┌────────

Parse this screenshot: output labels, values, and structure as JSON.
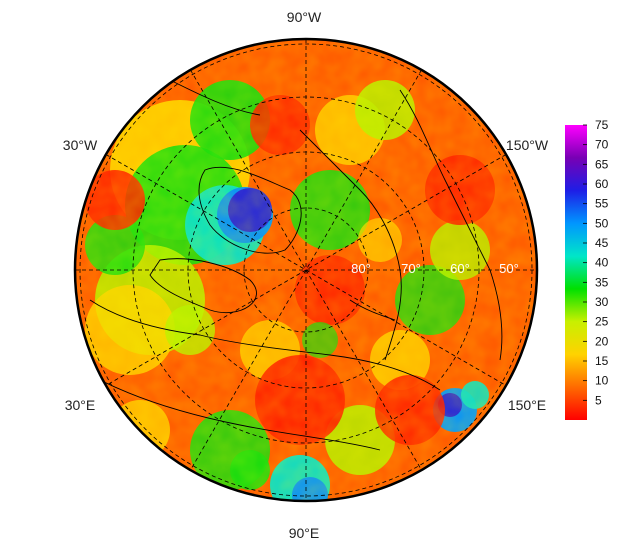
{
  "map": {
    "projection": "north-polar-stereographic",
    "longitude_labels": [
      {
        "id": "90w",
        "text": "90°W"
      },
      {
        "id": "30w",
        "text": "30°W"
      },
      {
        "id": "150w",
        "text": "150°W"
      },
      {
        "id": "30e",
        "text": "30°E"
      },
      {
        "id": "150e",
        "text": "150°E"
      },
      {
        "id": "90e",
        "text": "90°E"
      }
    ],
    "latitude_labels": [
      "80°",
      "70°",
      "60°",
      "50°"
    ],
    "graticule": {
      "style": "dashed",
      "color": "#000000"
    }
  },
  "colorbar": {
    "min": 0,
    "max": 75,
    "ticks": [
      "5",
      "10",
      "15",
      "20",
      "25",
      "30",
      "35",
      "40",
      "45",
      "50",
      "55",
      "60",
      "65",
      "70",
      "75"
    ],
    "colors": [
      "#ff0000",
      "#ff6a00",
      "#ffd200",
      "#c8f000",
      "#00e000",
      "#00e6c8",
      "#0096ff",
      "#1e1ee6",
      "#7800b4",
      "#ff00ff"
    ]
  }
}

└────────

▶ **TASK**
Identify each line containing the string "text" and copy it out.

▶ **FULL RESPONSE**
        "text": "90°W"
        "text": "30°W"
        "text": "150°W"
        "text": "30°E"
        "text": "150°E"
        "text": "90°E"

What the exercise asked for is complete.